**Directions for this task**
Leave out the pictures and repeat the rest of the material exactly.

**Given records**
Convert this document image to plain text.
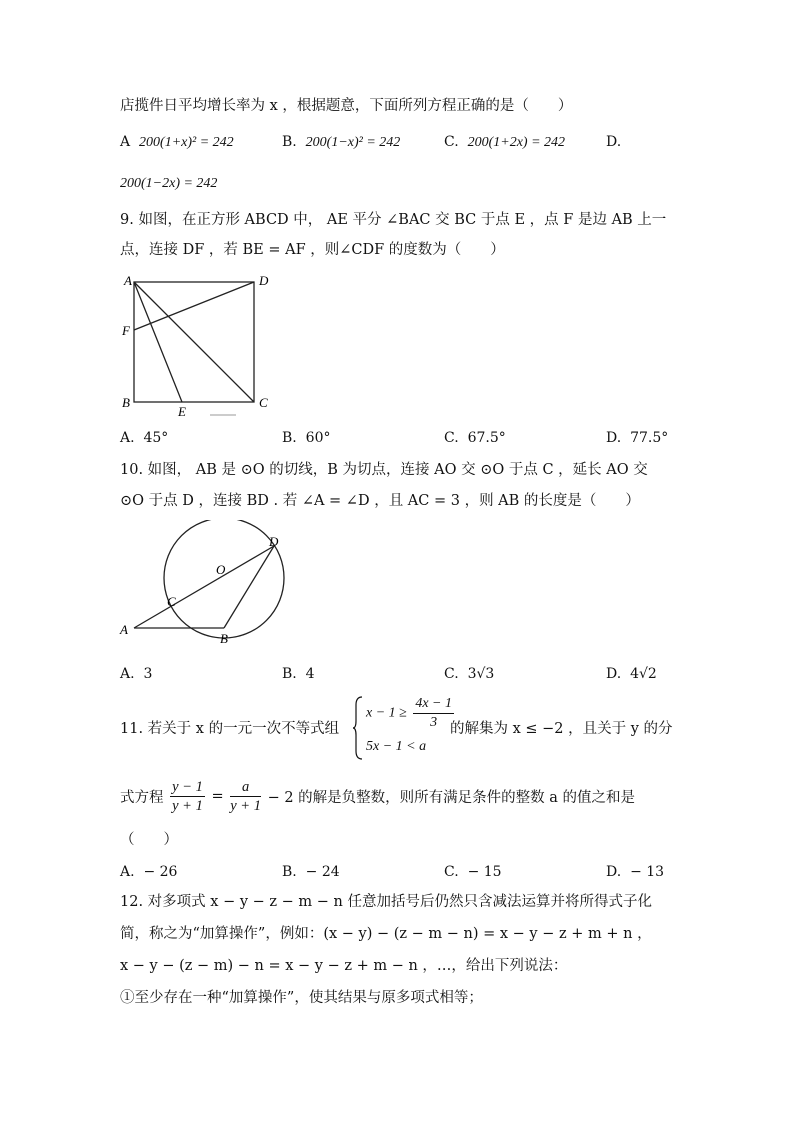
店揽件日平均增长率为 x ，根据题意，下面所列方程正确的是（　　）
A 200(1+x)² = 242	B. 200(1−x)² = 242	C. 200(1+2x) = 242	D.
200(1−2x) = 242
9. 如图，在正方形 ABCD 中， AE 平分 ∠BAC 交 BC 于点 E ，点 F 是边 AB 上一
点，连接 DF ，若 BE = AF ，则∠CDF 的度数为（　　）
A	D
F
B
E
C
A. 45°	B. 60°	C. 67.5°	D. 77.5°
10. 如图， AB 是 ⊙O 的切线，B 为切点，连接 AO 交 ⊙O 于点 C ，延长 AO 交
⊙O 于点 D ，连接 BD . 若 ∠A = ∠D ，且 AC = 3 ，则 AB 的长度是（　　）
D
O
C
A
B
A. 3	B. 4	C. 3√3	D. 4√2
11. 若关于 x 的一元一次不等式组
$x - 1 \ge \frac{4x - 1}{3}$
5x − 1 < a
的解集为 x ≤ −2 ，且关于 y 的分
式方程 $\frac{y - 1}{y + 1} = \frac{a}{y + 1} - 2$ 的解是负整数，则所有满足条件的整数 a 的值之和是
（　　）
A. − 26	B. − 24	C. − 15	D. − 13
12. 对多项式 x − y − z − m − n 任意加括号后仍然只含减法运算并将所得式子化
简，称之为“加算操作”，例如：(x − y) − (z − m − n) = x − y − z + m + n ，
x − y − (z − m) − n = x − y − z + m − n ，…，给出下列说法：
①至少存在一种“加算操作”，使其结果与原多项式相等；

**Task output**
Convert this document image to plain text.
店揽件日平均增长率为 x ，根据题意，下面所列方程正确的是（　　）
A 200(1+x)² = 242	B. 200(1−x)² = 242	C. 200(1+2x) = 242	D.
200(1−2x) = 242
9. 如图，在正方形 ABCD 中， AE 平分 ∠BAC 交 BC 于点 E ，点 F 是边 AB 上一
点，连接 DF ，若 BE = AF ，则∠CDF 的度数为（　　）
A	D
F
B
E
C
A. 45°	B. 60°	C. 67.5°	D. 77.5°
10. 如图， AB 是 ⊙O 的切线，B 为切点，连接 AO 交 ⊙O 于点 C ，延长 AO 交
⊙O 于点 D ，连接 BD . 若 ∠A = ∠D ，且 AC = 3 ，则 AB 的长度是（　　）
D
O
C
A
B
A. 3	B. 4	C. 3√3	D. 4√2
11. 若关于 x 的一元一次不等式组
$x - 1 \ge \frac{4x - 1}{3}$
5x − 1 < a
的解集为 x ≤ −2 ，且关于 y 的分
式方程 $\frac{y - 1}{y + 1} = \frac{a}{y + 1} - 2$ 的解是负整数，则所有满足条件的整数 a 的值之和是
（　　）
A. − 26	B. − 24	C. − 15	D. − 13
12. 对多项式 x − y − z − m − n 任意加括号后仍然只含减法运算并将所得式子化
简，称之为“加算操作”，例如：(x − y) − (z − m − n) = x − y − z + m + n ，
x − y − (z − m) − n = x − y − z + m − n ，…，给出下列说法：
①至少存在一种“加算操作”，使其结果与原多项式相等；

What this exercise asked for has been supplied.